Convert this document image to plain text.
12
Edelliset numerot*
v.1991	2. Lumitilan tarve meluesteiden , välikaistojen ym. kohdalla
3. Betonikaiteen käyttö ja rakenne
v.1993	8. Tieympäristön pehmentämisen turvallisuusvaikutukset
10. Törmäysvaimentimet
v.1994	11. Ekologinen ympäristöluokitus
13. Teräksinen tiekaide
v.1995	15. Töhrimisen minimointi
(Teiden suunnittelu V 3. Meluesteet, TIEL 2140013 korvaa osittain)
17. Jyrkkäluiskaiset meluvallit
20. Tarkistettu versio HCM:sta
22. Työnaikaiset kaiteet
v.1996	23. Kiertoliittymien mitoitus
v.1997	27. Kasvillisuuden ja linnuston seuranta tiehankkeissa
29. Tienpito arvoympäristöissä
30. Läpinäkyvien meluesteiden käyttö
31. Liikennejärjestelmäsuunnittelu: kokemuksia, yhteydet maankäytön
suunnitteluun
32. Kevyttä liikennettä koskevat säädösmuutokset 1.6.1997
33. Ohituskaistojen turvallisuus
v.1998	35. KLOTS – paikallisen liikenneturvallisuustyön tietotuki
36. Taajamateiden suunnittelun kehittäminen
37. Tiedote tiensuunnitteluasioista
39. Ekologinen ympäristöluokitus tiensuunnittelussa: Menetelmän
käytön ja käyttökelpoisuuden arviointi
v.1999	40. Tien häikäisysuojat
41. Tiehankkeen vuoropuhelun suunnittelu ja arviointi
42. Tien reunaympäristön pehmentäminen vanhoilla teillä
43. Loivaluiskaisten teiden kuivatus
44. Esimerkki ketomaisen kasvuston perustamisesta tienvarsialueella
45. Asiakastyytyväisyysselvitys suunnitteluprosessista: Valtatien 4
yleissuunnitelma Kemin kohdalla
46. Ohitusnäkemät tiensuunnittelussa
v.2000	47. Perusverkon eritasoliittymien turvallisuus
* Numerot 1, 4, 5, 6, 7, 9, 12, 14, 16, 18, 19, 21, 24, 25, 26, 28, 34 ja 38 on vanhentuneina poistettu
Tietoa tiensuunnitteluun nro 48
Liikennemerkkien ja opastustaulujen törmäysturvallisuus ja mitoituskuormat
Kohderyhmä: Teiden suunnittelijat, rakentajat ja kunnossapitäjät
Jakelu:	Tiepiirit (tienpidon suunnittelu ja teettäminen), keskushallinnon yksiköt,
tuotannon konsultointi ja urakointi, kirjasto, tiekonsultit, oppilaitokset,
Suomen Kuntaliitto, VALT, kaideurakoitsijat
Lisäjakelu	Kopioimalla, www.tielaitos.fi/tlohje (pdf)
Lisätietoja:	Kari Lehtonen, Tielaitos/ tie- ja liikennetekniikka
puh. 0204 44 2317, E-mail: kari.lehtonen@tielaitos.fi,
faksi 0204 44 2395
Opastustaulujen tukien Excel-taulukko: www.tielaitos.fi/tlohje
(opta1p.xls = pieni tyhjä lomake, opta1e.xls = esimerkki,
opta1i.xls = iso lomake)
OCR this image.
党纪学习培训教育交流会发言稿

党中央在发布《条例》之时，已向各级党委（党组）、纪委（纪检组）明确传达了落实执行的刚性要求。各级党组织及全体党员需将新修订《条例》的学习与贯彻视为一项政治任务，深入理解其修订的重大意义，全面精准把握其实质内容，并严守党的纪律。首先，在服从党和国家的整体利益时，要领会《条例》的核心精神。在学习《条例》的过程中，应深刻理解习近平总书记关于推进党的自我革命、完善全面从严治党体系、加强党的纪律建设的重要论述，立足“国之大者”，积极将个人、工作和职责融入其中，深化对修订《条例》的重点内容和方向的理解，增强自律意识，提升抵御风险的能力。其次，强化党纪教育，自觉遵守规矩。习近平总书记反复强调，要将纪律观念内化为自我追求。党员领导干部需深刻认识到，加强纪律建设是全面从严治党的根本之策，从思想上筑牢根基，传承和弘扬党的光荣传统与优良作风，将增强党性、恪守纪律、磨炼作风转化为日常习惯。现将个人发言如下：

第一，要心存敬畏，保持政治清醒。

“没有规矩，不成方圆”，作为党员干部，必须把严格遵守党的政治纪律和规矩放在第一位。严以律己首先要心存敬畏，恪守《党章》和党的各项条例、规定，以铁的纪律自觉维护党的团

------------

EXERCISE:
Print the records once more, exactly as they were given.

THE RESULT:
Convert this document image to plain text.
12
Edelliset numerot*
v.1991	2. Lumitilan tarve meluesteiden , välikaistojen ym. kohdalla
3. Betonikaiteen käyttö ja rakenne
v.1993	8. Tieympäristön pehmentämisen turvallisuusvaikutukset
10. Törmäysvaimentimet
v.1994	11. Ekologinen ympäristöluokitus
13. Teräksinen tiekaide
v.1995	15. Töhrimisen minimointi
(Teiden suunnittelu V 3. Meluesteet, TIEL 2140013 korvaa osittain)
17. Jyrkkäluiskaiset meluvallit
20. Tarkistettu versio HCM:sta
22. Työnaikaiset kaiteet
v.1996	23. Kiertoliittymien mitoitus
v.1997	27. Kasvillisuuden ja linnuston seuranta tiehankkeissa
29. Tienpito arvoympäristöissä
30. Läpinäkyvien meluesteiden käyttö
31. Liikennejärjestelmäsuunnittelu: kokemuksia, yhteydet maankäytön
suunnitteluun
32. Kevyttä liikennettä koskevat säädösmuutokset 1.6.1997
33. Ohituskaistojen turvallisuus
v.1998	35. KLOTS – paikallisen liikenneturvallisuustyön tietotuki
36. Taajamateiden suunnittelun kehittäminen
37. Tiedote tiensuunnitteluasioista
39. Ekologinen ympäristöluokitus tiensuunnittelussa: Menetelmän
käytön ja käyttökelpoisuuden arviointi
v.1999	40. Tien häikäisysuojat
41. Tiehankkeen vuoropuhelun suunnittelu ja arviointi
42. Tien reunaympäristön pehmentäminen vanhoilla teillä
43. Loivaluiskaisten teiden kuivatus
44. Esimerkki ketomaisen kasvuston perustamisesta tienvarsialueella
45. Asiakastyytyväisyysselvitys suunnitteluprosessista: Valtatien 4
yleissuunnitelma Kemin kohdalla
46. Ohitusnäkemät tiensuunnittelussa
v.2000	47. Perusverkon eritasoliittymien turvallisuus
* Numerot 1, 4, 5, 6, 7, 9, 12, 14, 16, 18, 19, 21, 24, 25, 26, 28, 34 ja 38 on vanhentuneina poistettu
Tietoa tiensuunnitteluun nro 48
Liikennemerkkien ja opastustaulujen törmäysturvallisuus ja mitoituskuormat
Kohderyhmä: Teiden suunnittelijat, rakentajat ja kunnossapitäjät
Jakelu:	Tiepiirit (tienpidon suunnittelu ja teettäminen), keskushallinnon yksiköt,
tuotannon konsultointi ja urakointi, kirjasto, tiekonsultit, oppilaitokset,
Suomen Kuntaliitto, VALT, kaideurakoitsijat
Lisäjakelu	Kopioimalla, www.tielaitos.fi/tlohje (pdf)
Lisätietoja:	Kari Lehtonen, Tielaitos/ tie- ja liikennetekniikka
puh. 0204 44 2317, E-mail: kari.lehtonen@tielaitos.fi,
faksi 0204 44 2395
Opastustaulujen tukien Excel-taulukko: www.tielaitos.fi/tlohje
(opta1p.xls = pieni tyhjä lomake, opta1e.xls = esimerkki,
opta1i.xls = iso lomake)
OCR this image.
党纪学习培训教育交流会发言稿

党中央在发布《条例》之时，已向各级党委（党组）、纪委（纪检组）明确传达了落实执行的刚性要求。各级党组织及全体党员需将新修订《条例》的学习与贯彻视为一项政治任务，深入理解其修订的重大意义，全面精准把握其实质内容，并严守党的纪律。首先，在服从党和国家的整体利益时，要领会《条例》的核心精神。在学习《条例》的过程中，应深刻理解习近平总书记关于推进党的自我革命、完善全面从严治党体系、加强党的纪律建设的重要论述，立足“国之大者”，积极将个人、工作和职责融入其中，深化对修订《条例》的重点内容和方向的理解，增强自律意识，提升抵御风险的能力。其次，强化党纪教育，自觉遵守规矩。习近平总书记反复强调，要将纪律观念内化为自我追求。党员领导干部需深刻认识到，加强纪律建设是全面从严治党的根本之策，从思想上筑牢根基，传承和弘扬党的光荣传统与优良作风，将增强党性、恪守纪律、磨炼作风转化为日常习惯。现将个人发言如下：

第一，要心存敬畏，保持政治清醒。

“没有规矩，不成方圆”，作为党员干部，必须把严格遵守党的政治纪律和规矩放在第一位。严以律己首先要心存敬畏，恪守《党章》和党的各项条例、规定，以铁的纪律自觉维护党的团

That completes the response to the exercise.